>>

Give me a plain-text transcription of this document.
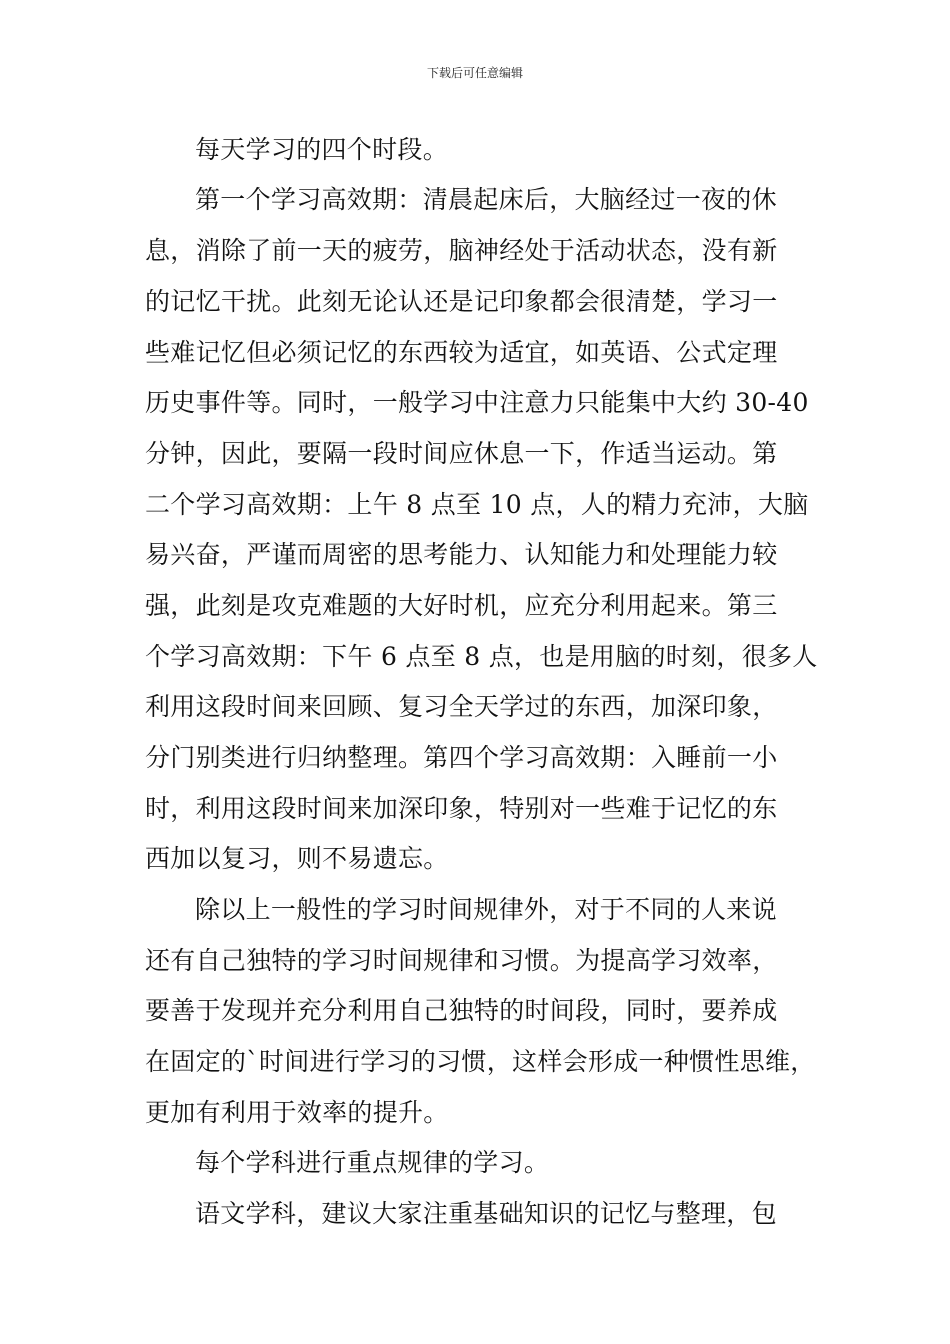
下载后可任意编辑
每天学习的四个时段。
第一个学习高效期：清晨起床后，大脑经过一夜的休
息，消除了前一天的疲劳，脑神经处于活动状态，没有新
的记忆干扰。此刻无论认还是记印象都会很清楚，学习一
些难记忆但必须记忆的东西较为适宜，如英语、公式定理
历史事件等。同时，一般学习中注意力只能集中大约 30-40
分钟，因此，要隔一段时间应休息一下，作适当运动。第
二个学习高效期：上午 8 点至 10 点，人的精力充沛，大脑
易兴奋，严谨而周密的思考能力、认知能力和处理能力较
强，此刻是攻克难题的大好时机，应充分利用起来。第三
个学习高效期：下午 6 点至 8 点，也是用脑的时刻，很多人
利用这段时间来回顾、复习全天学过的东西，加深印象，
分门别类进行归纳整理。第四个学习高效期：入睡前一小
时，利用这段时间来加深印象，特别对一些难于记忆的东
西加以复习，则不易遗忘。
除以上一般性的学习时间规律外，对于不同的人来说
还有自己独特的学习时间规律和习惯。为提高学习效率，
要善于发现并充分利用自己独特的时间段，同时，要养成
在固定的`时间进行学习的习惯，这样会形成一种惯性思维，
更加有利用于效率的提升。
每个学科进行重点规律的学习。
语文学科，建议大家注重基础知识的记忆与整理，包
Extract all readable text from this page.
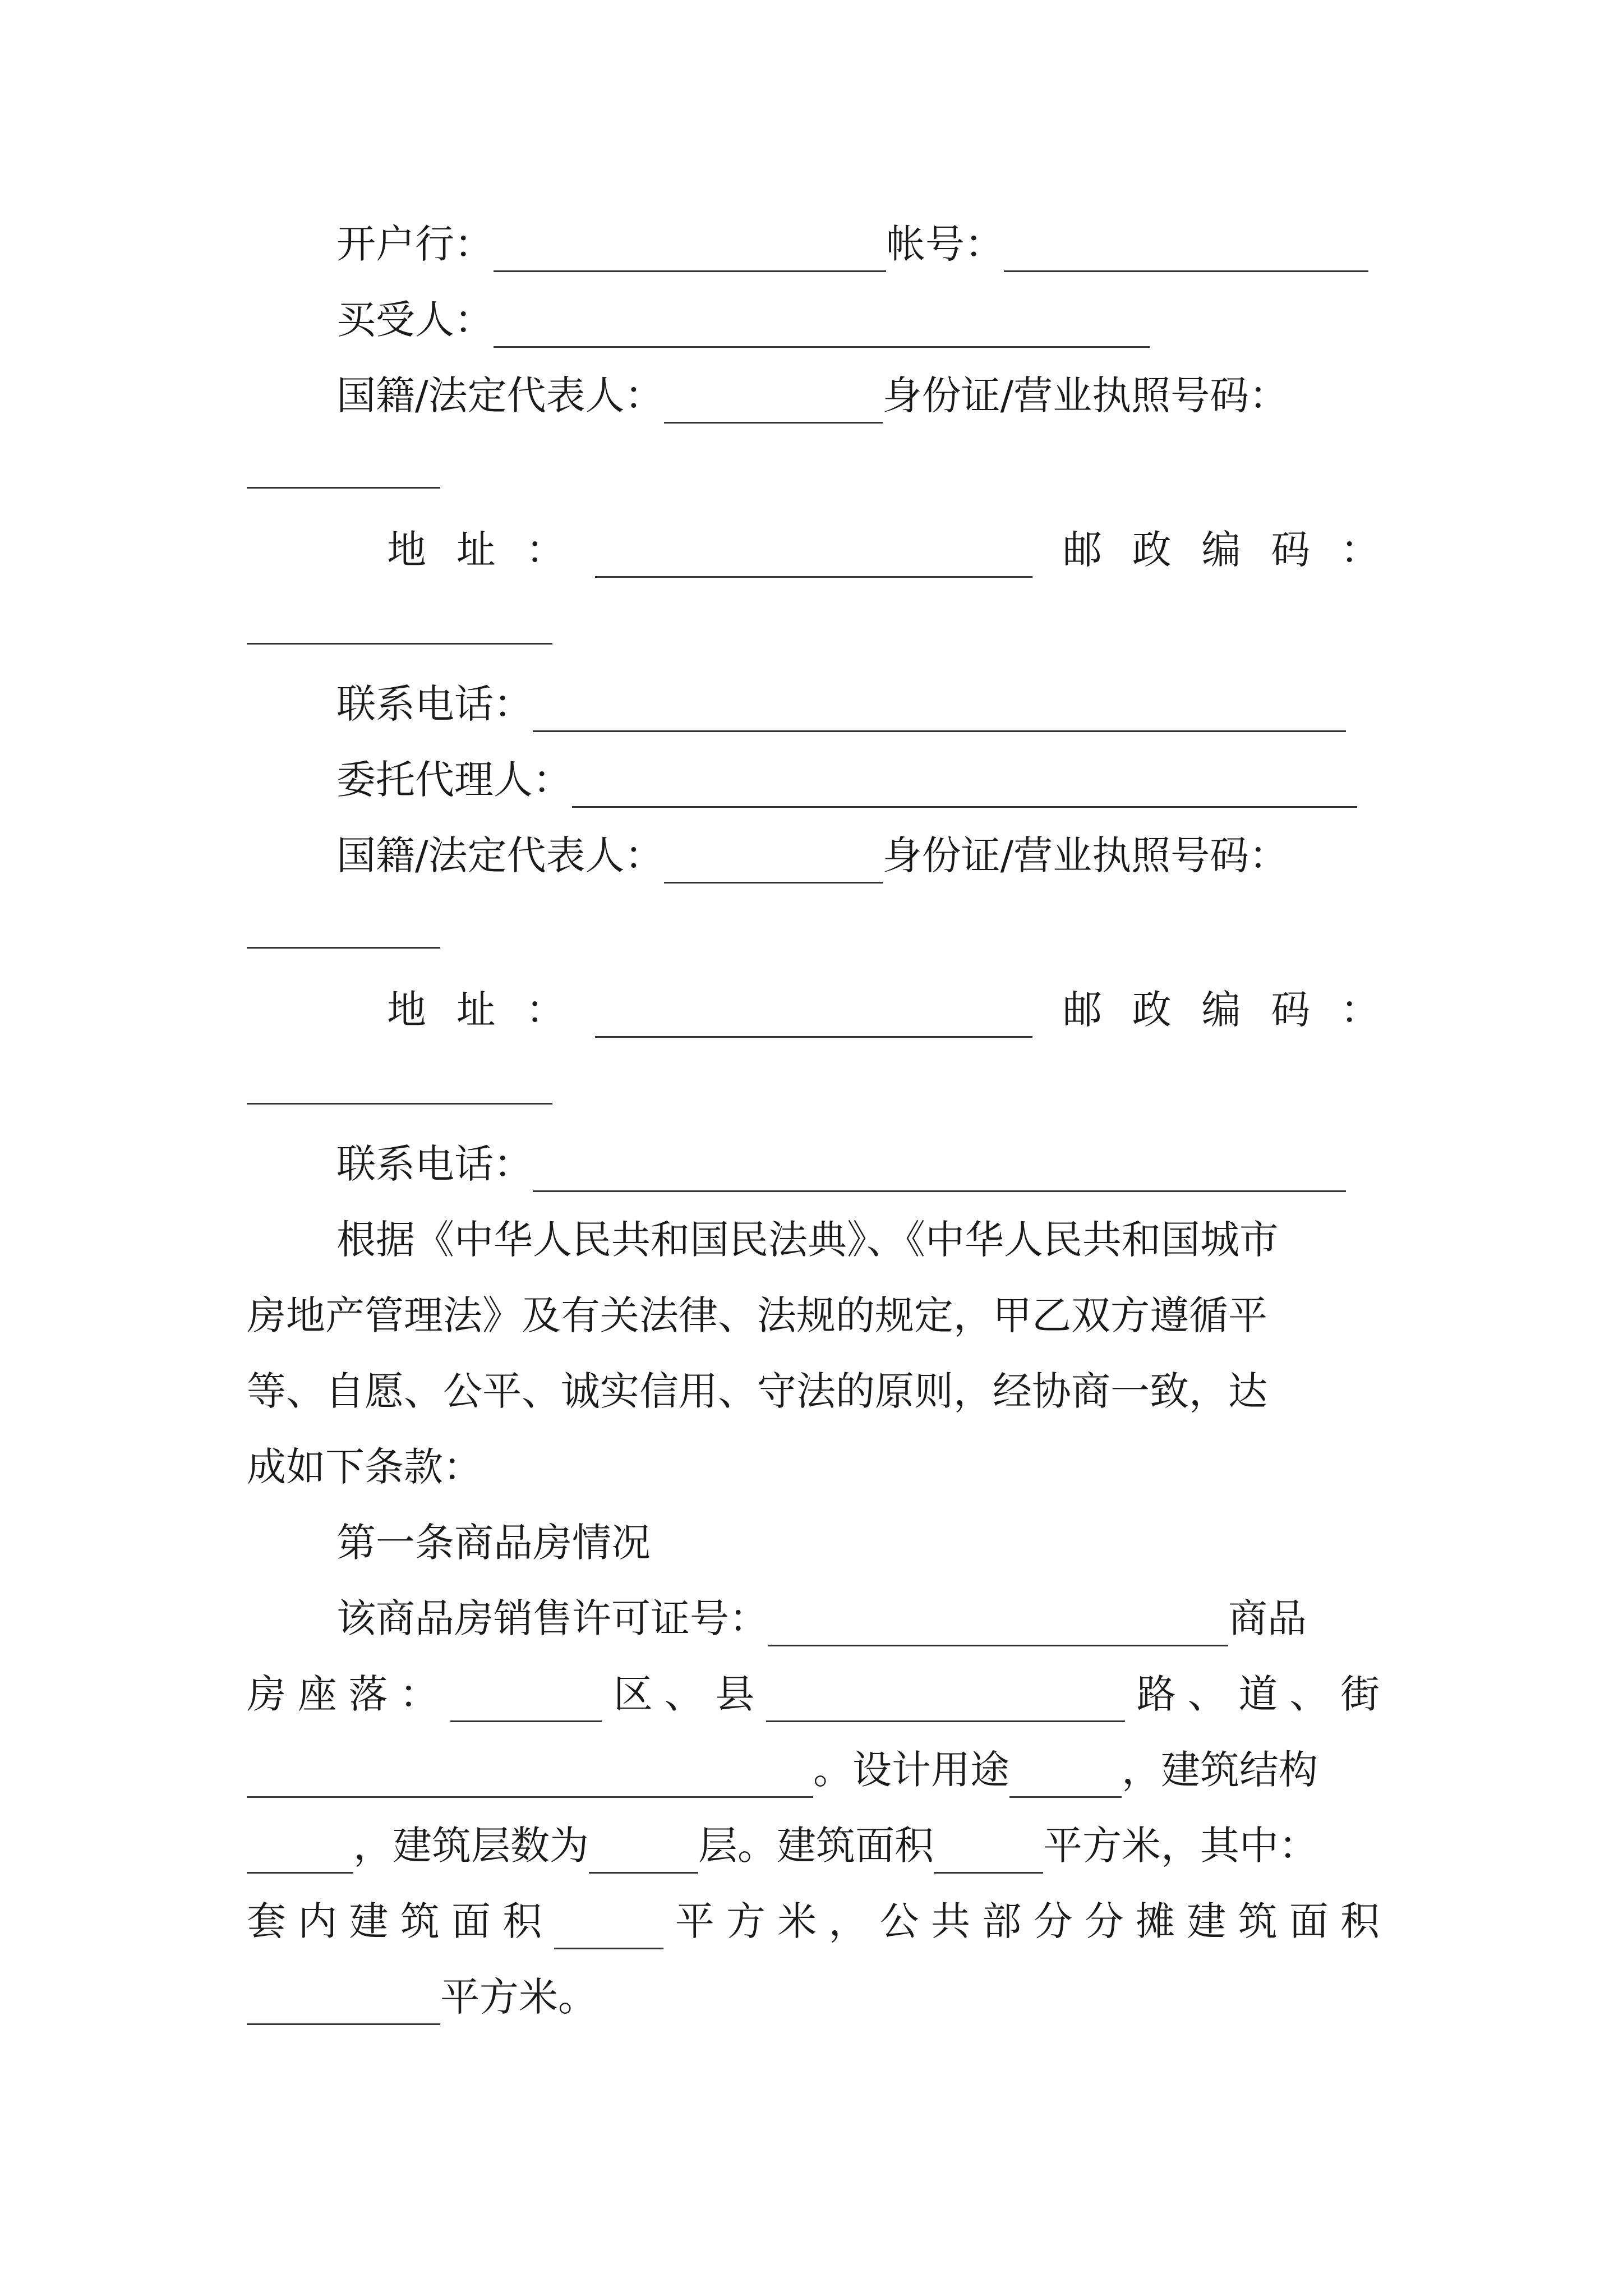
开户行：	帐号：
买受人：
国籍/法定代表人：	身份证/营业执照号码：
地 址 ：	邮 政 编 码 ：
联系电话：
委托代理人：
国籍/法定代表人：	身份证/营业执照号码：
地 址 ：	邮 政 编 码 ：
联系电话：
根据《中华人民共和国民法典》、《中华人民共和国城市
房地产管理法》及有关法律、法规的规定，甲乙双方遵循平
等、自愿、公平、诚实信用、守法的原则，经协商一致，达
成如下条款：
第一条商品房情况
该商品房销售许可证号：	商品
房 座 落 ：	区 、 县	路 、 道 、 街
。设计用途	，建筑结构
，建筑层数为	层。建筑面积	平方米，其中：
套 内 建 筑 面 积	平 方 米 ， 公 共 部 分 分 摊 建 筑 面 积
平方米。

<<

**Problem description**
Report all lines of the data that include the word "text".

**Full output**
Give me a plain-text transcription of this document.
Extract all readable text from this page.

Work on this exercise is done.